╔══

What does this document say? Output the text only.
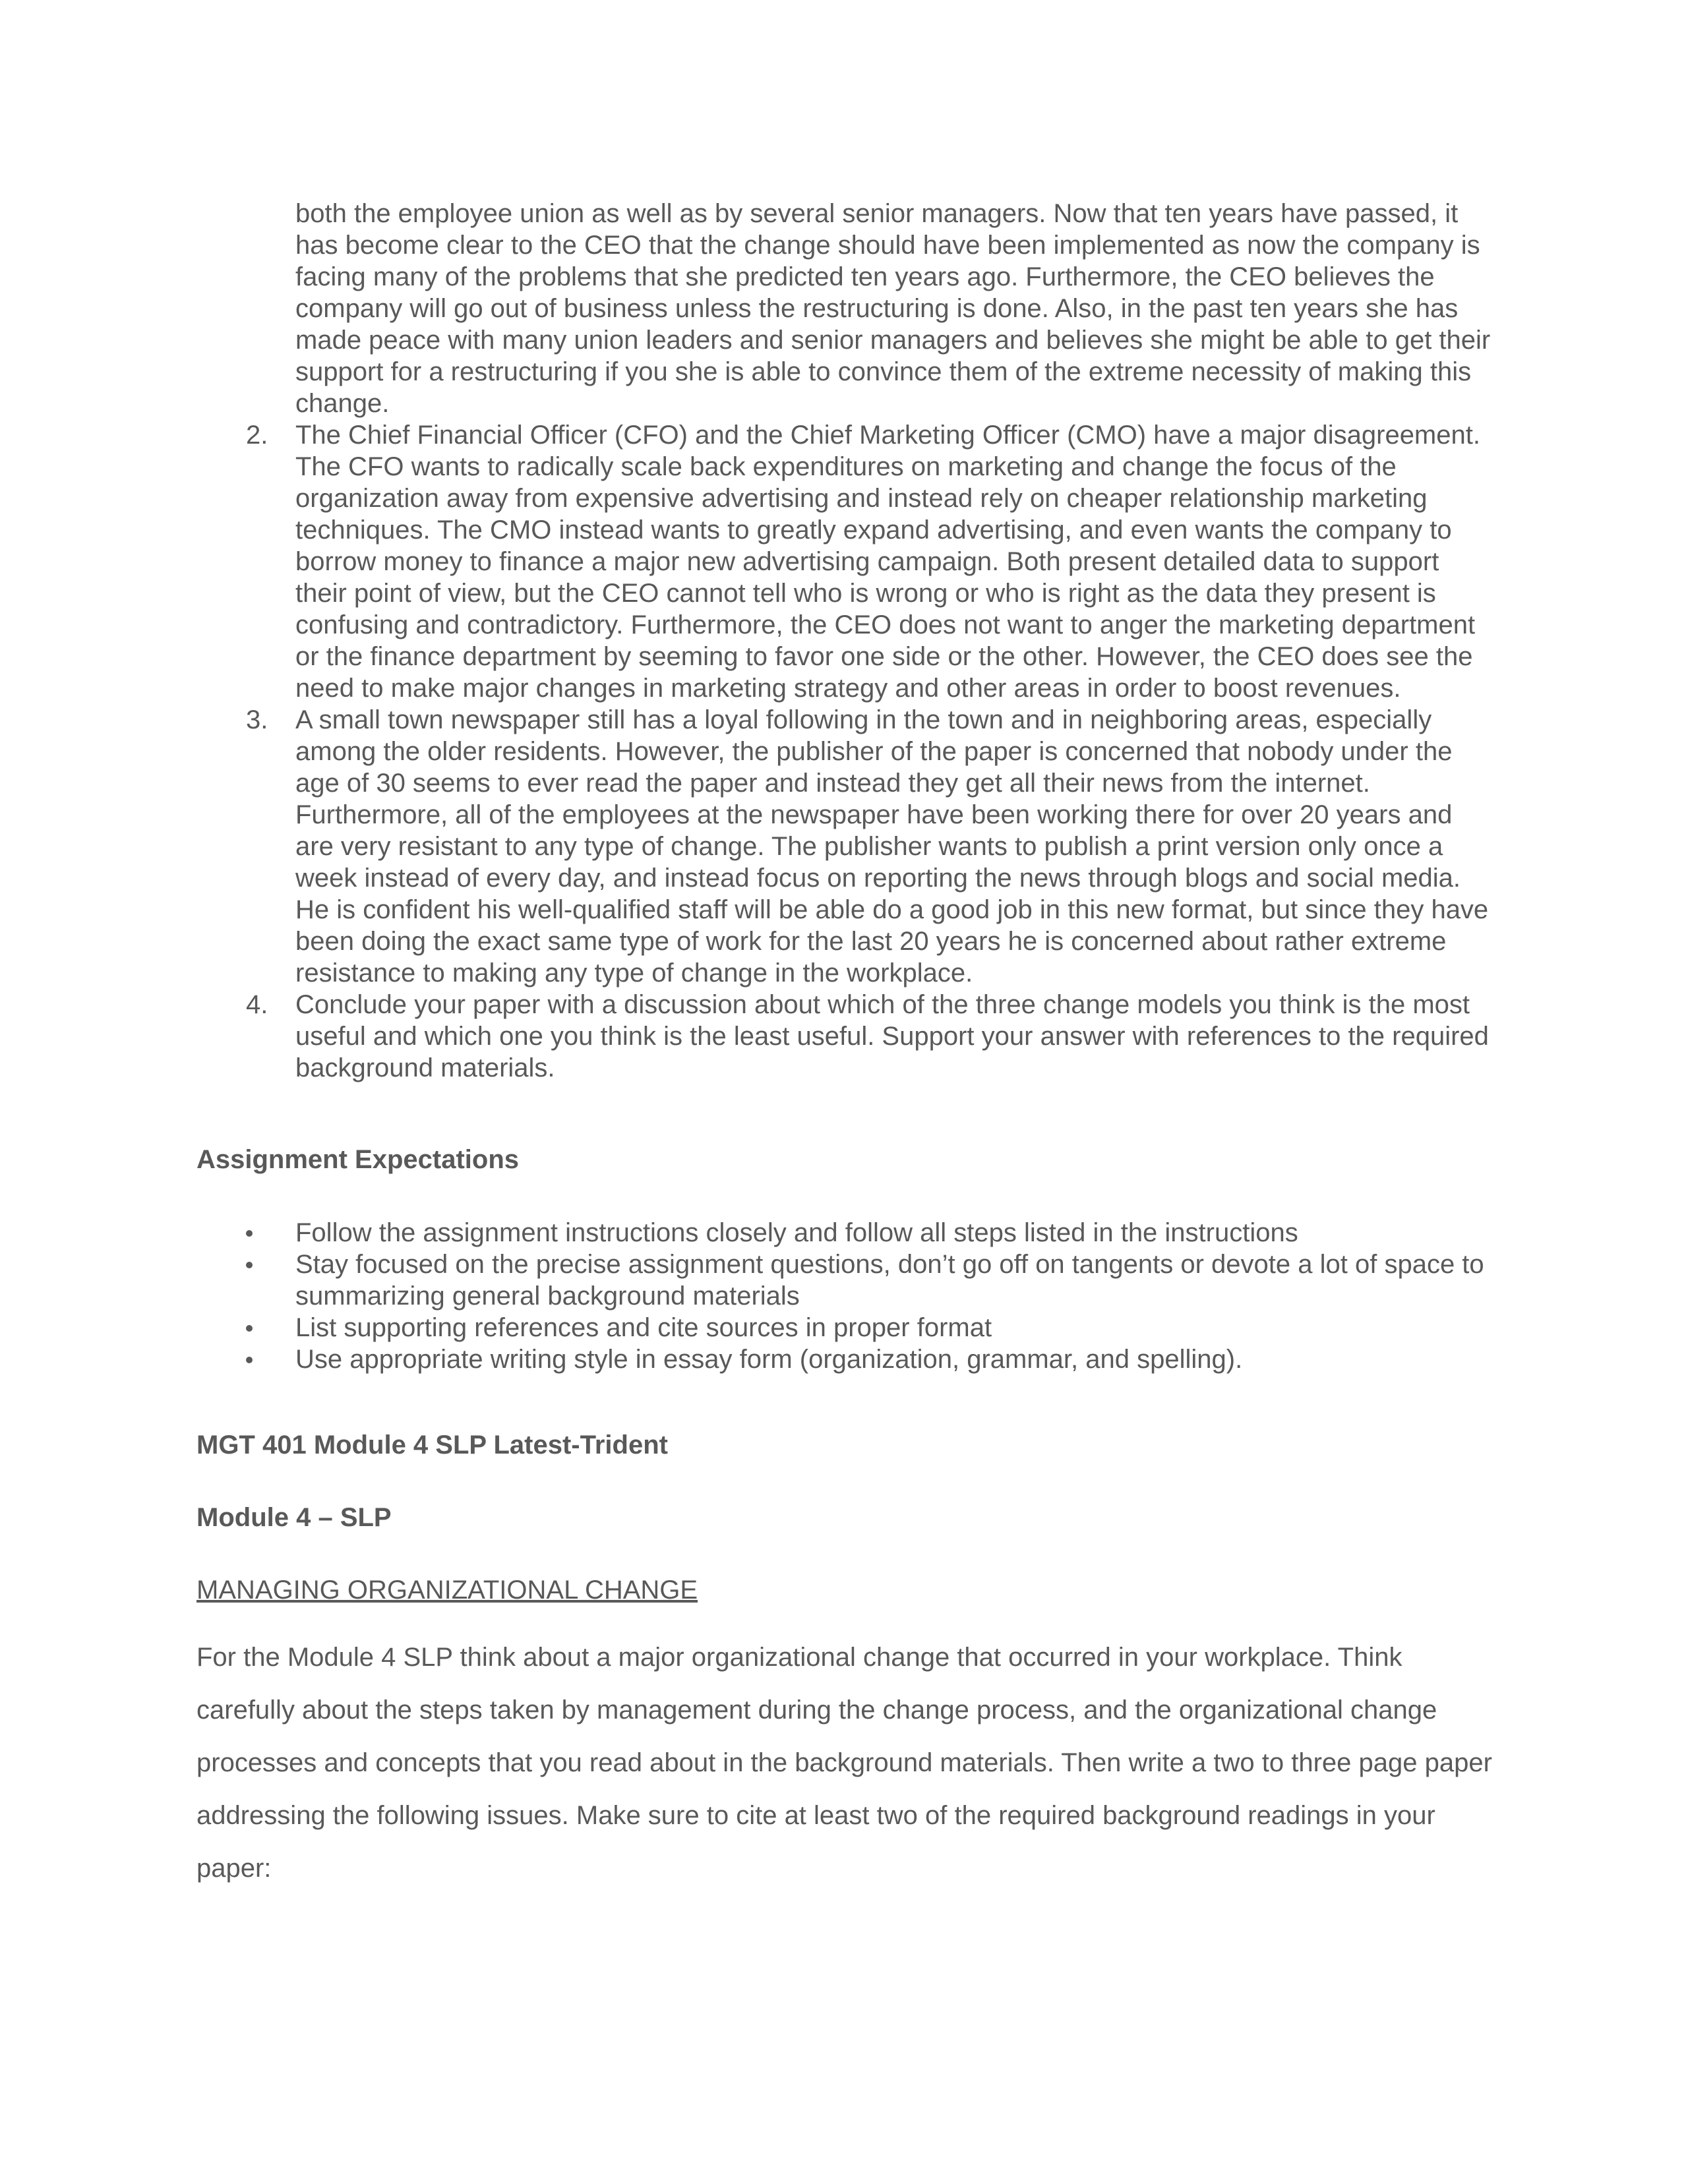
both the employee union as well as by several senior managers. Now that ten years have passed, it has become clear to the CEO that the change should have been implemented as now the company is facing many of the problems that she predicted ten years ago. Furthermore, the CEO believes the company will go out of business unless the restructuring is done. Also, in the past ten years she has made peace with many union leaders and senior managers and believes she might be able to get their support for a restructuring if you she is able to convince them of the extreme necessity of making this change.
2. The Chief Financial Officer (CFO) and the Chief Marketing Officer (CMO) have a major disagreement. The CFO wants to radically scale back expenditures on marketing and change the focus of the organization away from expensive advertising and instead rely on cheaper relationship marketing techniques. The CMO instead wants to greatly expand advertising, and even wants the company to borrow money to finance a major new advertising campaign. Both present detailed data to support their point of view, but the CEO cannot tell who is wrong or who is right as the data they present is confusing and contradictory. Furthermore, the CEO does not want to anger the marketing department or the finance department by seeming to favor one side or the other. However, the CEO does see the need to make major changes in marketing strategy and other areas in order to boost revenues.
3. A small town newspaper still has a loyal following in the town and in neighboring areas, especially among the older residents. However, the publisher of the paper is concerned that nobody under the age of 30 seems to ever read the paper and instead they get all their news from the internet. Furthermore, all of the employees at the newspaper have been working there for over 20 years and are very resistant to any type of change. The publisher wants to publish a print version only once a week instead of every day, and instead focus on reporting the news through blogs and social media. He is confident his well-qualified staff will be able do a good job in this new format, but since they have been doing the exact same type of work for the last 20 years he is concerned about rather extreme resistance to making any type of change in the workplace.
4. Conclude your paper with a discussion about which of the three change models you think is the most useful and which one you think is the least useful. Support your answer with references to the required background materials.

Assignment Expectations

Follow the assignment instructions closely and follow all steps listed in the instructions
Stay focused on the precise assignment questions, don’t go off on tangents or devote a lot of space to summarizing general background materials
List supporting references and cite sources in proper format
Use appropriate writing style in essay form (organization, grammar, and spelling).

MGT 401 Module 4 SLP Latest-Trident

Module 4 – SLP

MANAGING ORGANIZATIONAL CHANGE

For the Module 4 SLP think about a major organizational change that occurred in your workplace. Think carefully about the steps taken by management during the change process, and the organizational change processes and concepts that you read about in the background materials. Then write a two to three page paper addressing the following issues. Make sure to cite at least two of the required background readings in your paper:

╚══

Instruction:
Leaving aside the images, write out the entries above word for word.

Task output:
What does this document say? Output the text only.
both the employee union as well as by several senior managers. Now that ten years have passed, it has become clear to the CEO that the change should have been implemented as now the company is facing many of the problems that she predicted ten years ago. Furthermore, the CEO believes the company will go out of business unless the restructuring is done. Also, in the past ten years she has made peace with many union leaders and senior managers and believes she might be able to get their support for a restructuring if you she is able to convince them of the extreme necessity of making this change.
2. The Chief Financial Officer (CFO) and the Chief Marketing Officer (CMO) have a major disagreement. The CFO wants to radically scale back expenditures on marketing and change the focus of the organization away from expensive advertising and instead rely on cheaper relationship marketing techniques. The CMO instead wants to greatly expand advertising, and even wants the company to borrow money to finance a major new advertising campaign. Both present detailed data to support their point of view, but the CEO cannot tell who is wrong or who is right as the data they present is confusing and contradictory. Furthermore, the CEO does not want to anger the marketing department or the finance department by seeming to favor one side or the other. However, the CEO does see the need to make major changes in marketing strategy and other areas in order to boost revenues.
3. A small town newspaper still has a loyal following in the town and in neighboring areas, especially among the older residents. However, the publisher of the paper is concerned that nobody under the age of 30 seems to ever read the paper and instead they get all their news from the internet. Furthermore, all of the employees at the newspaper have been working there for over 20 years and are very resistant to any type of change. The publisher wants to publish a print version only once a week instead of every day, and instead focus on reporting the news through blogs and social media. He is confident his well-qualified staff will be able do a good job in this new format, but since they have been doing the exact same type of work for the last 20 years he is concerned about rather extreme resistance to making any type of change in the workplace.
4. Conclude your paper with a discussion about which of the three change models you think is the most useful and which one you think is the least useful. Support your answer with references to the required background materials.

Assignment Expectations

Follow the assignment instructions closely and follow all steps listed in the instructions
Stay focused on the precise assignment questions, don’t go off on tangents or devote a lot of space to summarizing general background materials
List supporting references and cite sources in proper format
Use appropriate writing style in essay form (organization, grammar, and spelling).

MGT 401 Module 4 SLP Latest-Trident

Module 4 – SLP

MANAGING ORGANIZATIONAL CHANGE

For the Module 4 SLP think about a major organizational change that occurred in your workplace. Think carefully about the steps taken by management during the change process, and the organizational change processes and concepts that you read about in the background materials. Then write a two to three page paper addressing the following issues. Make sure to cite at least two of the required background readings in your paper:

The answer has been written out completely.